(Dataset entries)
════════
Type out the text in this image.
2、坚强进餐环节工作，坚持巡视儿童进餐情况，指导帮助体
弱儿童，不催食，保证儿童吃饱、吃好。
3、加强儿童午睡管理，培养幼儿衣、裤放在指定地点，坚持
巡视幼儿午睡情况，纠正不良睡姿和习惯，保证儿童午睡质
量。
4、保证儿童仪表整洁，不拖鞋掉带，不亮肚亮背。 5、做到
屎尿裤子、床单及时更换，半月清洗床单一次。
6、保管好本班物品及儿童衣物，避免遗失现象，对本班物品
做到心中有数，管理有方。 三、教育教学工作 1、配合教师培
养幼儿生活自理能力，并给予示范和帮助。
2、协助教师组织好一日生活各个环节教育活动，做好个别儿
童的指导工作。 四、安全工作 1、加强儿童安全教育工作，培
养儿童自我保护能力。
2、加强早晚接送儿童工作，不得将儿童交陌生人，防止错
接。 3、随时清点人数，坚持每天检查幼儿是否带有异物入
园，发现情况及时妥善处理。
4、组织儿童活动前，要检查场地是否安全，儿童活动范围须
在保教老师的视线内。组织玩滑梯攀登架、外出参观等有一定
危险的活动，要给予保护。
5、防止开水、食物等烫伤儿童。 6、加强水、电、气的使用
════════
WHAT IS ASKED: Each entry above is to be quoted exactly.

EXERCISE ANSWER:
Type out the text in this image.
2、坚强进餐环节工作，坚持巡视儿童进餐情况，指导帮助体
弱儿童，不催食，保证儿童吃饱、吃好。
3、加强儿童午睡管理，培养幼儿衣、裤放在指定地点，坚持
巡视幼儿午睡情况，纠正不良睡姿和习惯，保证儿童午睡质
量。
4、保证儿童仪表整洁，不拖鞋掉带，不亮肚亮背。 5、做到
屎尿裤子、床单及时更换，半月清洗床单一次。
6、保管好本班物品及儿童衣物，避免遗失现象，对本班物品
做到心中有数，管理有方。 三、教育教学工作 1、配合教师培
养幼儿生活自理能力，并给予示范和帮助。
2、协助教师组织好一日生活各个环节教育活动，做好个别儿
童的指导工作。 四、安全工作 1、加强儿童安全教育工作，培
养儿童自我保护能力。
2、加强早晚接送儿童工作，不得将儿童交陌生人，防止错
接。 3、随时清点人数，坚持每天检查幼儿是否带有异物入
园，发现情况及时妥善处理。
4、组织儿童活动前，要检查场地是否安全，儿童活动范围须
在保教老师的视线内。组织玩滑梯攀登架、外出参观等有一定
危险的活动，要给予保护。
5、防止开水、食物等烫伤儿童。 6、加强水、电、气的使用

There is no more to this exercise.